● **PROBLEM TO SOLVE**
Set down each entry from the block beneath, exactly as written.

─── MATERIALS PROVIDED

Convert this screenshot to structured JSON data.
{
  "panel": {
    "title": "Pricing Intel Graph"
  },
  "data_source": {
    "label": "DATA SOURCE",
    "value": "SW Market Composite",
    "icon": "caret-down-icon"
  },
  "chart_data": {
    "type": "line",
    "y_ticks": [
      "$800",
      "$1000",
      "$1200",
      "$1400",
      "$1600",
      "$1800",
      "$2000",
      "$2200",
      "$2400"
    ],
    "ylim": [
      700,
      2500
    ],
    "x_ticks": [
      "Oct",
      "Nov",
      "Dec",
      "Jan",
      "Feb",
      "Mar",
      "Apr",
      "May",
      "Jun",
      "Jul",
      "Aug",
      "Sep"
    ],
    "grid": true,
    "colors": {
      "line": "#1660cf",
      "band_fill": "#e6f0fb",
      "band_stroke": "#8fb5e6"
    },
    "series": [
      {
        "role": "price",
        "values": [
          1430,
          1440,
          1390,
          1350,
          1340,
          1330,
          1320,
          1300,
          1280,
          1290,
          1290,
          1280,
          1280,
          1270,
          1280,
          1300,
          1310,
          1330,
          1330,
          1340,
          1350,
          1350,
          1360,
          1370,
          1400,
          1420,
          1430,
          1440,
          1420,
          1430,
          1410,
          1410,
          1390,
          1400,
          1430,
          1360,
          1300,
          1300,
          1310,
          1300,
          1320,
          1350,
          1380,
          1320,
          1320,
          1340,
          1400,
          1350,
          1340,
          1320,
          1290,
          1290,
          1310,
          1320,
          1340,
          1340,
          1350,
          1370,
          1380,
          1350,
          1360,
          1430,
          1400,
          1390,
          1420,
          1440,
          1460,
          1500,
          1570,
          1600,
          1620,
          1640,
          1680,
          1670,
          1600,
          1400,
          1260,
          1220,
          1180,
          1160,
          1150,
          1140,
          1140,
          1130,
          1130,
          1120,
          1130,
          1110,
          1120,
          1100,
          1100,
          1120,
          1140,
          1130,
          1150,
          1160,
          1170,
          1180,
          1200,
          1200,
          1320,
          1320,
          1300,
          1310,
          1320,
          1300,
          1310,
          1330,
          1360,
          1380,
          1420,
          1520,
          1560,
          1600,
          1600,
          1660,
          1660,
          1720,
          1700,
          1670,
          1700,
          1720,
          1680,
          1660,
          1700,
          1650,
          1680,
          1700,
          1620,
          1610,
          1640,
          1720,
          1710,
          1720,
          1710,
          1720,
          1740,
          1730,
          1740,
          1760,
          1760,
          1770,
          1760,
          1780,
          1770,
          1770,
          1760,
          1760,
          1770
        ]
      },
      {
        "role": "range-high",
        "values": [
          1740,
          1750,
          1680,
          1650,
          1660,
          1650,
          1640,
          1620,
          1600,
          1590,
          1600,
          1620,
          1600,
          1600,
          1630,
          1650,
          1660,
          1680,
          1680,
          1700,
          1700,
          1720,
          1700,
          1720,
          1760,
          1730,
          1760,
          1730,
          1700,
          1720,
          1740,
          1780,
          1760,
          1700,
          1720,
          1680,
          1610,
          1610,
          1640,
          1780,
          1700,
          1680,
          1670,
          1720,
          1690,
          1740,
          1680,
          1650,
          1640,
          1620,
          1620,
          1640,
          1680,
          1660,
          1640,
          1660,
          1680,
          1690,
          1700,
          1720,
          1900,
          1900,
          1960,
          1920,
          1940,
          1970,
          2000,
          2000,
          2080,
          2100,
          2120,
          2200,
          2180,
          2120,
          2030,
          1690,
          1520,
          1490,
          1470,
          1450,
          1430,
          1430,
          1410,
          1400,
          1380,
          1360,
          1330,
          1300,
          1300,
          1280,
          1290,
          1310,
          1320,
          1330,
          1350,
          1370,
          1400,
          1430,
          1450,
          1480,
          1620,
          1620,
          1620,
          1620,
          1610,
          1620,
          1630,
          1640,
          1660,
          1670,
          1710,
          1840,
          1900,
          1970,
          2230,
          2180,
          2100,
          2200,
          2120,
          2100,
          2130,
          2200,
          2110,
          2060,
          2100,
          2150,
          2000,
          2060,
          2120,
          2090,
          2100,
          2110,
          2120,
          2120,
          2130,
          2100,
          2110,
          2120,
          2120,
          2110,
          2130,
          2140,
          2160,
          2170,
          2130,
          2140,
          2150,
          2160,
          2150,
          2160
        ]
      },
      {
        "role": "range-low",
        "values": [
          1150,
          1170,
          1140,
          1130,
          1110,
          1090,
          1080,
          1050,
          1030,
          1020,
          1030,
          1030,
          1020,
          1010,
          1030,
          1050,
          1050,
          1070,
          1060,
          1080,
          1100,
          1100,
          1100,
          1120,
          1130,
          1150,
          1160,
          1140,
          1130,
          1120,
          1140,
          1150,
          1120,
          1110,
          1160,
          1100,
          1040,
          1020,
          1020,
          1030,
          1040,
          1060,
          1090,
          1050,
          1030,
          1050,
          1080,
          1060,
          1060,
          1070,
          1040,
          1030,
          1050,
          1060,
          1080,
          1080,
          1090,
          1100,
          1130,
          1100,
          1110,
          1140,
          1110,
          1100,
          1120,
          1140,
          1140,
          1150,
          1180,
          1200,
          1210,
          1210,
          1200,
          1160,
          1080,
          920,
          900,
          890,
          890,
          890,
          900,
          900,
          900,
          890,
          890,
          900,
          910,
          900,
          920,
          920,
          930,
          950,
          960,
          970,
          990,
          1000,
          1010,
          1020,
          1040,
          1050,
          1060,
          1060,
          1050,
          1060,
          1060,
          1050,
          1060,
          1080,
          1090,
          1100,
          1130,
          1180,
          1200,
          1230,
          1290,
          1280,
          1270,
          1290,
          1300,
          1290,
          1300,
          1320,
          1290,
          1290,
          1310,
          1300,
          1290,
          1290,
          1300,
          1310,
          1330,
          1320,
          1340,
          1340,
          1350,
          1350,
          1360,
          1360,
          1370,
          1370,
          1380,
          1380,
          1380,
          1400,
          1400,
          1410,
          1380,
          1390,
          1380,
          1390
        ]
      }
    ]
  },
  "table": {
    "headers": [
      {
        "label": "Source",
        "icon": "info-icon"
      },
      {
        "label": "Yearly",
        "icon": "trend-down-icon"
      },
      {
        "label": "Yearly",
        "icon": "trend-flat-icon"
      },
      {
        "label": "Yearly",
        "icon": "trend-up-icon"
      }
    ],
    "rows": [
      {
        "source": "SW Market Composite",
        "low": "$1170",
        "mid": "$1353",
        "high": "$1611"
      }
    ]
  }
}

──────

● **FINAL RESULT**
Convert this screenshot to structured JSON data.
{
  "panel": {
    "title": "Pricing Intel Graph"
  },
  "data_source": {
    "label": "DATA SOURCE",
    "value": "SW Market Composite",
    "icon": "caret-down-icon"
  },
  "chart_data": {
    "type": "line",
    "y_ticks": [
      "$800",
      "$1000",
      "$1200",
      "$1400",
      "$1600",
      "$1800",
      "$2000",
      "$2200",
      "$2400"
    ],
    "ylim": [
      700,
      2500
    ],
    "x_ticks": [
      "Oct",
      "Nov",
      "Dec",
      "Jan",
      "Feb",
      "Mar",
      "Apr",
      "May",
      "Jun",
      "Jul",
      "Aug",
      "Sep"
    ],
    "grid": true,
    "colors": {
      "line": "#1660cf",
      "band_fill": "#e6f0fb",
      "band_stroke": "#8fb5e6"
    },
    "series": [
      {
        "role": "price",
        "values": [
          1430,
          1440,
          1390,
          1350,
          1340,
          1330,
          1320,
          1300,
          1280,
          1290,
          1290,
          1280,
          1280,
          1270,
          1280,
          1300,
          1310,
          1330,
          1330,
          1340,
          1350,
          1350,
          1360,
          1370,
          1400,
          1420,
          1430,
          1440,
          1420,
          1430,
          1410,
          1410,
          1390,
          1400,
          1430,
          1360,
          1300,
          1300,
          1310,
          1300,
          1320,
          1350,
          1380,
          1320,
          1320,
          1340,
          1400,
          1350,
          1340,
          1320,
          1290,
          1290,
          1310,
          1320,
          1340,
          1340,
          1350,
          1370,
          1380,
          1350,
          1360,
          1430,
          1400,
          1390,
          1420,
          1440,
          1460,
          1500,
          1570,
          1600,
          1620,
          1640,
          1680,
          1670,
          1600,
          1400,
          1260,
          1220,
          1180,
          1160,
          1150,
          1140,
          1140,
          1130,
          1130,
          1120,
          1130,
          1110,
          1120,
          1100,
          1100,
          1120,
          1140,
          1130,
          1150,
          1160,
          1170,
          1180,
          1200,
          1200,
          1320,
          1320,
          1300,
          1310,
          1320,
          1300,
          1310,
          1330,
          1360,
          1380,
          1420,
          1520,
          1560,
          1600,
          1600,
          1660,
          1660,
          1720,
          1700,
          1670,
          1700,
          1720,
          1680,
          1660,
          1700,
          1650,
          1680,
          1700,
          1620,
          1610,
          1640,
          1720,
          1710,
          1720,
          1710,
          1720,
          1740,
          1730,
          1740,
          1760,
          1760,
          1770,
          1760,
          1780,
          1770,
          1770,
          1760,
          1760,
          1770
        ]
      },
      {
        "role": "range-high",
        "values": [
          1740,
          1750,
          1680,
          1650,
          1660,
          1650,
          1640,
          1620,
          1600,
          1590,
          1600,
          1620,
          1600,
          1600,
          1630,
          1650,
          1660,
          1680,
          1680,
          1700,
          1700,
          1720,
          1700,
          1720,
          1760,
          1730,
          1760,
          1730,
          1700,
          1720,
          1740,
          1780,
          1760,
          1700,
          1720,
          1680,
          1610,
          1610,
          1640,
          1780,
          1700,
          1680,
          1670,
          1720,
          1690,
          1740,
          1680,
          1650,
          1640,
          1620,
          1620,
          1640,
          1680,
          1660,
          1640,
          1660,
          1680,
          1690,
          1700,
          1720,
          1900,
          1900,
          1960,
          1920,
          1940,
          1970,
          2000,
          2000,
          2080,
          2100,
          2120,
          2200,
          2180,
          2120,
          2030,
          1690,
          1520,
          1490,
          1470,
          1450,
          1430,
          1430,
          1410,
          1400,
          1380,
          1360,
          1330,
          1300,
          1300,
          1280,
          1290,
          1310,
          1320,
          1330,
          1350,
          1370,
          1400,
          1430,
          1450,
          1480,
          1620,
          1620,
          1620,
          1620,
          1610,
          1620,
          1630,
          1640,
          1660,
          1670,
          1710,
          1840,
          1900,
          1970,
          2230,
          2180,
          2100,
          2200,
          2120,
          2100,
          2130,
          2200,
          2110,
          2060,
          2100,
          2150,
          2000,
          2060,
          2120,
          2090,
          2100,
          2110,
          2120,
          2120,
          2130,
          2100,
          2110,
          2120,
          2120,
          2110,
          2130,
          2140,
          2160,
          2170,
          2130,
          2140,
          2150,
          2160,
          2150,
          2160
        ]
      },
      {
        "role": "range-low",
        "values": [
          1150,
          1170,
          1140,
          1130,
          1110,
          1090,
          1080,
          1050,
          1030,
          1020,
          1030,
          1030,
          1020,
          1010,
          1030,
          1050,
          1050,
          1070,
          1060,
          1080,
          1100,
          1100,
          1100,
          1120,
          1130,
          1150,
          1160,
          1140,
          1130,
          1120,
          1140,
          1150,
          1120,
          1110,
          1160,
          1100,
          1040,
          1020,
          1020,
          1030,
          1040,
          1060,
          1090,
          1050,
          1030,
          1050,
          1080,
          1060,
          1060,
          1070,
          1040,
          1030,
          1050,
          1060,
          1080,
          1080,
          1090,
          1100,
          1130,
          1100,
          1110,
          1140,
          1110,
          1100,
          1120,
          1140,
          1140,
          1150,
          1180,
          1200,
          1210,
          1210,
          1200,
          1160,
          1080,
          920,
          900,
          890,
          890,
          890,
          900,
          900,
          900,
          890,
          890,
          900,
          910,
          900,
          920,
          920,
          930,
          950,
          960,
          970,
          990,
          1000,
          1010,
          1020,
          1040,
          1050,
          1060,
          1060,
          1050,
          1060,
          1060,
          1050,
          1060,
          1080,
          1090,
          1100,
          1130,
          1180,
          1200,
          1230,
          1290,
          1280,
          1270,
          1290,
          1300,
          1290,
          1300,
          1320,
          1290,
          1290,
          1310,
          1300,
          1290,
          1290,
          1300,
          1310,
          1330,
          1320,
          1340,
          1340,
          1350,
          1350,
          1360,
          1360,
          1370,
          1370,
          1380,
          1380,
          1380,
          1400,
          1400,
          1410,
          1380,
          1390,
          1380,
          1390
        ]
      }
    ]
  },
  "table": {
    "headers": [
      {
        "label": "Source",
        "icon": "info-icon"
      },
      {
        "label": "Yearly",
        "icon": "trend-down-icon"
      },
      {
        "label": "Yearly",
        "icon": "trend-flat-icon"
      },
      {
        "label": "Yearly",
        "icon": "trend-up-icon"
      }
    ],
    "rows": [
      {
        "source": "SW Market Composite",
        "low": "$1170",
        "mid": "$1353",
        "high": "$1611"
      }
    ]
  }
}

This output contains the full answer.